DO THIS: Rewrite the data below, swapping every "legend-swatch" for "legend-marker" and leaving all else as it is.

ENTRIES SUPPLIED:
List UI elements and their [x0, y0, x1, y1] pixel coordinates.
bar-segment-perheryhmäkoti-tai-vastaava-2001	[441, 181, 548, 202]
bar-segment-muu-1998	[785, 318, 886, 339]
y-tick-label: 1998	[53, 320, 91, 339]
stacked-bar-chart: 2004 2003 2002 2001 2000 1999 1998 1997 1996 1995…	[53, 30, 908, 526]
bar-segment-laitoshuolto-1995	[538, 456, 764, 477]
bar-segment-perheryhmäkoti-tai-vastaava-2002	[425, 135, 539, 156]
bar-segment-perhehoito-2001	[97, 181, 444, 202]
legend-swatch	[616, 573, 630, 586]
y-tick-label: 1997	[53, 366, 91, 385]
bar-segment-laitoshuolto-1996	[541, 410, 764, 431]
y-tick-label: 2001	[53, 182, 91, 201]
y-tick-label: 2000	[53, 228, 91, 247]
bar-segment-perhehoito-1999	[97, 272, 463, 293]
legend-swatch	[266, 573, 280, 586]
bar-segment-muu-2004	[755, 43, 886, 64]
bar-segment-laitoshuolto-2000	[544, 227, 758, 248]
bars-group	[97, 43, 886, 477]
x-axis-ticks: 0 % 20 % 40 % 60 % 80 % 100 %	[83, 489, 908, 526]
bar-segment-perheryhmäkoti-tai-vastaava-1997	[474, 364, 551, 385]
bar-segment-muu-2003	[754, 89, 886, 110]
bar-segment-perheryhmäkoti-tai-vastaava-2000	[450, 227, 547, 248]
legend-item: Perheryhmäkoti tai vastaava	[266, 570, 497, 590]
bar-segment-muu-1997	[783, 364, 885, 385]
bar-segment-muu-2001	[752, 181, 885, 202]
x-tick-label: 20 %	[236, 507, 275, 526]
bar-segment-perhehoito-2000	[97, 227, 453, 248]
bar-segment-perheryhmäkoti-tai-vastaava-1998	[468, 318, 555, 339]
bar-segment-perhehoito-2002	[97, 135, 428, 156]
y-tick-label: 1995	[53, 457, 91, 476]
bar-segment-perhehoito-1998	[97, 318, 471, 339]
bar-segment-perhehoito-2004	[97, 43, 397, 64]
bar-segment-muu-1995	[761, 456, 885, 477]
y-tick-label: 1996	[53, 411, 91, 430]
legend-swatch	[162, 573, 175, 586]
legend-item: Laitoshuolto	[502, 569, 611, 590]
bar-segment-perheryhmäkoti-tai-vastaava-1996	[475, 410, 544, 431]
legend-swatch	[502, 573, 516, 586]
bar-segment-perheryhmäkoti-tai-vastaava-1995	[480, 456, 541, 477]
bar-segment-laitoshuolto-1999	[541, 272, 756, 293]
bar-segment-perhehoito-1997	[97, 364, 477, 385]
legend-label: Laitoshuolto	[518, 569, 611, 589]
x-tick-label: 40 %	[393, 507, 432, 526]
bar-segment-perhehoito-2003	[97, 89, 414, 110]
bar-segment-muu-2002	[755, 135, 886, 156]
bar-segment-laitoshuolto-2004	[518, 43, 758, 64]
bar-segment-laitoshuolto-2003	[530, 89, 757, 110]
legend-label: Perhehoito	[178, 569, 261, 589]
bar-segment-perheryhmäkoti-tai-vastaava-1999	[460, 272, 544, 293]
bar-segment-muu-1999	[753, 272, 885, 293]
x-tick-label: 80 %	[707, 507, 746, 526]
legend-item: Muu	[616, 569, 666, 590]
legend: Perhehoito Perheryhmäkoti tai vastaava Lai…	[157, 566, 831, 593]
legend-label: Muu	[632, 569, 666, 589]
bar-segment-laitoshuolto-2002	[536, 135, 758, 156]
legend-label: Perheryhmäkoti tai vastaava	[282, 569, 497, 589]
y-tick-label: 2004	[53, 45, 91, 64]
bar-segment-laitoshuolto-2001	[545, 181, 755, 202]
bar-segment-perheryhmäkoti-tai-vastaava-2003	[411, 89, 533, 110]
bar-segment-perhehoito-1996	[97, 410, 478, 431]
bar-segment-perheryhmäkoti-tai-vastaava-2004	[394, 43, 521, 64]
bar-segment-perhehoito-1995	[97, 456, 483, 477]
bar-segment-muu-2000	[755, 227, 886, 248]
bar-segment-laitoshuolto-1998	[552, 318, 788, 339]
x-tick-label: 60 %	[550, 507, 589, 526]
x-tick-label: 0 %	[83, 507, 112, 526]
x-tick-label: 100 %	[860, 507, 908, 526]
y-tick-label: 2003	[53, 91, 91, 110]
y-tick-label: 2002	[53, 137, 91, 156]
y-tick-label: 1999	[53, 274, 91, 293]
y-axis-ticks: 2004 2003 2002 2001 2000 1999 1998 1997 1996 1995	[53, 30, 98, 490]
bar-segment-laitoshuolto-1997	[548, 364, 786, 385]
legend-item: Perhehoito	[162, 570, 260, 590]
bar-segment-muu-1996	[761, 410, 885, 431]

RESPONSE:
List UI elements and their [x0, y0, x1, y1] pixel coordinates.
bar-segment-perheryhmäkoti-tai-vastaava-2001	[441, 181, 548, 202]
bar-segment-muu-1998	[785, 318, 886, 339]
y-tick-label: 1998	[53, 320, 91, 339]
stacked-bar-chart: 2004 2003 2002 2001 2000 1999 1998 1997 1996 1995…	[53, 30, 908, 526]
bar-segment-laitoshuolto-1995	[538, 456, 764, 477]
bar-segment-perheryhmäkoti-tai-vastaava-2002	[425, 135, 539, 156]
bar-segment-perhehoito-2001	[97, 181, 444, 202]
legend-marker	[616, 573, 630, 586]
y-tick-label: 1997	[53, 366, 91, 385]
bar-segment-laitoshuolto-1996	[541, 410, 764, 431]
y-tick-label: 2001	[53, 182, 91, 201]
y-tick-label: 2000	[53, 228, 91, 247]
bar-segment-perhehoito-1999	[97, 272, 463, 293]
legend-marker	[266, 573, 280, 586]
bar-segment-muu-2004	[755, 43, 886, 64]
bar-segment-laitoshuolto-2000	[544, 227, 758, 248]
bars-group	[97, 43, 886, 477]
x-axis-ticks: 0 % 20 % 40 % 60 % 80 % 100 %	[83, 489, 908, 526]
bar-segment-perheryhmäkoti-tai-vastaava-1997	[474, 364, 551, 385]
bar-segment-muu-2003	[754, 89, 886, 110]
bar-segment-perheryhmäkoti-tai-vastaava-2000	[450, 227, 547, 248]
legend-item: Perheryhmäkoti tai vastaava	[266, 570, 497, 590]
bar-segment-muu-1997	[783, 364, 885, 385]
bar-segment-muu-2001	[752, 181, 885, 202]
x-tick-label: 20 %	[236, 507, 275, 526]
bar-segment-perhehoito-2000	[97, 227, 453, 248]
bar-segment-perheryhmäkoti-tai-vastaava-1998	[468, 318, 555, 339]
bar-segment-perhehoito-2002	[97, 135, 428, 156]
y-tick-label: 1995	[53, 457, 91, 476]
bar-segment-perhehoito-1998	[97, 318, 471, 339]
bar-segment-perhehoito-2004	[97, 43, 397, 64]
bar-segment-muu-1995	[761, 456, 885, 477]
y-tick-label: 1996	[53, 411, 91, 430]
legend-marker	[162, 573, 175, 586]
legend-item: Laitoshuolto	[502, 569, 611, 590]
bar-segment-perheryhmäkoti-tai-vastaava-1996	[475, 410, 544, 431]
legend-marker	[502, 573, 516, 586]
bar-segment-perheryhmäkoti-tai-vastaava-1995	[480, 456, 541, 477]
bar-segment-laitoshuolto-1999	[541, 272, 756, 293]
bar-segment-perhehoito-1997	[97, 364, 477, 385]
legend-label: Laitoshuolto	[518, 569, 611, 589]
x-tick-label: 40 %	[393, 507, 432, 526]
bar-segment-perhehoito-2003	[97, 89, 414, 110]
bar-segment-muu-2002	[755, 135, 886, 156]
bar-segment-laitoshuolto-2004	[518, 43, 758, 64]
bar-segment-laitoshuolto-2003	[530, 89, 757, 110]
legend-label: Perhehoito	[178, 569, 261, 589]
bar-segment-perheryhmäkoti-tai-vastaava-1999	[460, 272, 544, 293]
bar-segment-muu-1999	[753, 272, 885, 293]
x-tick-label: 80 %	[707, 507, 746, 526]
legend-item: Muu	[616, 569, 666, 590]
legend: Perhehoito Perheryhmäkoti tai vastaava Lai…	[157, 566, 831, 593]
legend-label: Muu	[632, 569, 666, 589]
bar-segment-laitoshuolto-2002	[536, 135, 758, 156]
legend-label: Perheryhmäkoti tai vastaava	[282, 569, 497, 589]
y-tick-label: 2004	[53, 45, 91, 64]
bar-segment-laitoshuolto-2001	[545, 181, 755, 202]
bar-segment-perheryhmäkoti-tai-vastaava-2003	[411, 89, 533, 110]
bar-segment-perhehoito-1996	[97, 410, 478, 431]
bar-segment-perheryhmäkoti-tai-vastaava-2004	[394, 43, 521, 64]
bar-segment-perhehoito-1995	[97, 456, 483, 477]
bar-segment-muu-2000	[755, 227, 886, 248]
bar-segment-laitoshuolto-1998	[552, 318, 788, 339]
x-tick-label: 60 %	[550, 507, 589, 526]
x-tick-label: 0 %	[83, 507, 112, 526]
x-tick-label: 100 %	[860, 507, 908, 526]
y-tick-label: 2003	[53, 91, 91, 110]
y-tick-label: 2002	[53, 137, 91, 156]
y-tick-label: 1999	[53, 274, 91, 293]
y-axis-ticks: 2004 2003 2002 2001 2000 1999 1998 1997 1996 1995	[53, 30, 98, 490]
bar-segment-laitoshuolto-1997	[548, 364, 786, 385]
legend-item: Perhehoito	[162, 570, 260, 590]
bar-segment-muu-1996	[761, 410, 885, 431]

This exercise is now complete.